* **DIRECTIONS FOR THIS TASK**: Output the entries word for word. Omit images.
◇ ◇ ◇ ◇ ◇ ◇ ◇
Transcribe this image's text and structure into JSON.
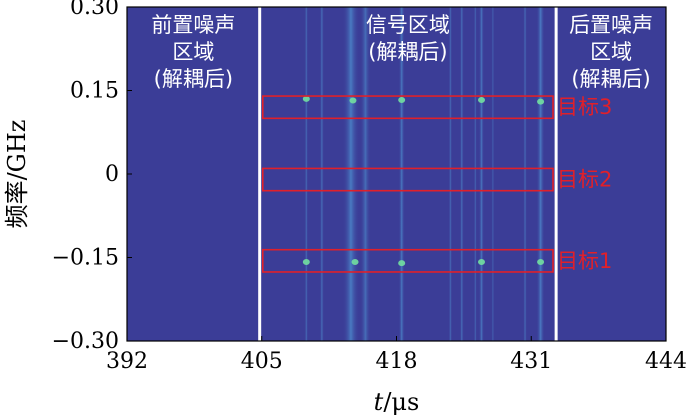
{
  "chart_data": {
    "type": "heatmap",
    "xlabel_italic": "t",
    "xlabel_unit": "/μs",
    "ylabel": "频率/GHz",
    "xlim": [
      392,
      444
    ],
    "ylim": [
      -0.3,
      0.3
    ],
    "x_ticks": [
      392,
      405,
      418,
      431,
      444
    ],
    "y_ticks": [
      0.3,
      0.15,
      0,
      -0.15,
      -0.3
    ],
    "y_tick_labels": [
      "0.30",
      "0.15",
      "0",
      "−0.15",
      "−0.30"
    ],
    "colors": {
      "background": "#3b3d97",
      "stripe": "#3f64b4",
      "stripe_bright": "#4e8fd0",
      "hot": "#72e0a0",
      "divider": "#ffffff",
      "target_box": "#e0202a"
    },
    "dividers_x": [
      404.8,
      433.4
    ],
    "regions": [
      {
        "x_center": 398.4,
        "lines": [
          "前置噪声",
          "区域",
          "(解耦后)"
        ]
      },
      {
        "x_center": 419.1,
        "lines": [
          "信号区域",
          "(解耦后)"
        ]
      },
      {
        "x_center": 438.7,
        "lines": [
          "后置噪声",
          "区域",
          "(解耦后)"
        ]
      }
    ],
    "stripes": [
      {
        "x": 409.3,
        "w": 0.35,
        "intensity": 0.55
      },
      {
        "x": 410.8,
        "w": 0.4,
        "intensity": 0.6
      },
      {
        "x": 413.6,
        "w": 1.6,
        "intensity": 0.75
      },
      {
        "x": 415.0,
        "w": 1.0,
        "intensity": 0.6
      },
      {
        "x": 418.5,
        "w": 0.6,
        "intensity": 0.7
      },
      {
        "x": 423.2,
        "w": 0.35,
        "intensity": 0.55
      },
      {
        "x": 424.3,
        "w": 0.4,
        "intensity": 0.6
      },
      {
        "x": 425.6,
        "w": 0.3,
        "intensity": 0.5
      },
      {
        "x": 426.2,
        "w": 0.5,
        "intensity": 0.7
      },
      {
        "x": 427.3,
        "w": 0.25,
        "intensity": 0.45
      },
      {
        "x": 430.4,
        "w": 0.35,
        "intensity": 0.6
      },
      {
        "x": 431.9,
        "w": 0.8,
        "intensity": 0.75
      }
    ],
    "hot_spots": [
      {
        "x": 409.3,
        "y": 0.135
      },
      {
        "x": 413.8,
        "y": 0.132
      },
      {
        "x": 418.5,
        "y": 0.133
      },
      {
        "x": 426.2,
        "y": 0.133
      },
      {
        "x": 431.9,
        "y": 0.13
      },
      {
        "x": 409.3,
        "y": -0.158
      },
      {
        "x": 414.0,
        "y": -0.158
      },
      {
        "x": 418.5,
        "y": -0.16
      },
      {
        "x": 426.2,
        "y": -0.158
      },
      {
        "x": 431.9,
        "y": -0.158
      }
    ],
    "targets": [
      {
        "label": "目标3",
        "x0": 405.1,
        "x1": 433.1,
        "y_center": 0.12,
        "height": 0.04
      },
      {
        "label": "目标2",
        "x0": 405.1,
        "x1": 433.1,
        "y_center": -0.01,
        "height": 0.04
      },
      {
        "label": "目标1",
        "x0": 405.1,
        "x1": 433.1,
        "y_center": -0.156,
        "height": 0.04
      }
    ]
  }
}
◇ ◇ ◇ ◇ ◇ ◇ ◇
* **WRITTEN REPLY**:
Transcribe this image's text and structure into JSON.
{
  "chart_data": {
    "type": "heatmap",
    "xlabel_italic": "t",
    "xlabel_unit": "/μs",
    "ylabel": "频率/GHz",
    "xlim": [
      392,
      444
    ],
    "ylim": [
      -0.3,
      0.3
    ],
    "x_ticks": [
      392,
      405,
      418,
      431,
      444
    ],
    "y_ticks": [
      0.3,
      0.15,
      0,
      -0.15,
      -0.3
    ],
    "y_tick_labels": [
      "0.30",
      "0.15",
      "0",
      "−0.15",
      "−0.30"
    ],
    "colors": {
      "background": "#3b3d97",
      "stripe": "#3f64b4",
      "stripe_bright": "#4e8fd0",
      "hot": "#72e0a0",
      "divider": "#ffffff",
      "target_box": "#e0202a"
    },
    "dividers_x": [
      404.8,
      433.4
    ],
    "regions": [
      {
        "x_center": 398.4,
        "lines": [
          "前置噪声",
          "区域",
          "(解耦后)"
        ]
      },
      {
        "x_center": 419.1,
        "lines": [
          "信号区域",
          "(解耦后)"
        ]
      },
      {
        "x_center": 438.7,
        "lines": [
          "后置噪声",
          "区域",
          "(解耦后)"
        ]
      }
    ],
    "stripes": [
      {
        "x": 409.3,
        "w": 0.35,
        "intensity": 0.55
      },
      {
        "x": 410.8,
        "w": 0.4,
        "intensity": 0.6
      },
      {
        "x": 413.6,
        "w": 1.6,
        "intensity": 0.75
      },
      {
        "x": 415.0,
        "w": 1.0,
        "intensity": 0.6
      },
      {
        "x": 418.5,
        "w": 0.6,
        "intensity": 0.7
      },
      {
        "x": 423.2,
        "w": 0.35,
        "intensity": 0.55
      },
      {
        "x": 424.3,
        "w": 0.4,
        "intensity": 0.6
      },
      {
        "x": 425.6,
        "w": 0.3,
        "intensity": 0.5
      },
      {
        "x": 426.2,
        "w": 0.5,
        "intensity": 0.7
      },
      {
        "x": 427.3,
        "w": 0.25,
        "intensity": 0.45
      },
      {
        "x": 430.4,
        "w": 0.35,
        "intensity": 0.6
      },
      {
        "x": 431.9,
        "w": 0.8,
        "intensity": 0.75
      }
    ],
    "hot_spots": [
      {
        "x": 409.3,
        "y": 0.135
      },
      {
        "x": 413.8,
        "y": 0.132
      },
      {
        "x": 418.5,
        "y": 0.133
      },
      {
        "x": 426.2,
        "y": 0.133
      },
      {
        "x": 431.9,
        "y": 0.13
      },
      {
        "x": 409.3,
        "y": -0.158
      },
      {
        "x": 414.0,
        "y": -0.158
      },
      {
        "x": 418.5,
        "y": -0.16
      },
      {
        "x": 426.2,
        "y": -0.158
      },
      {
        "x": 431.9,
        "y": -0.158
      }
    ],
    "targets": [
      {
        "label": "目标3",
        "x0": 405.1,
        "x1": 433.1,
        "y_center": 0.12,
        "height": 0.04
      },
      {
        "label": "目标2",
        "x0": 405.1,
        "x1": 433.1,
        "y_center": -0.01,
        "height": 0.04
      },
      {
        "label": "目标1",
        "x0": 405.1,
        "x1": 433.1,
        "y_center": -0.156,
        "height": 0.04
      }
    ]
  }
}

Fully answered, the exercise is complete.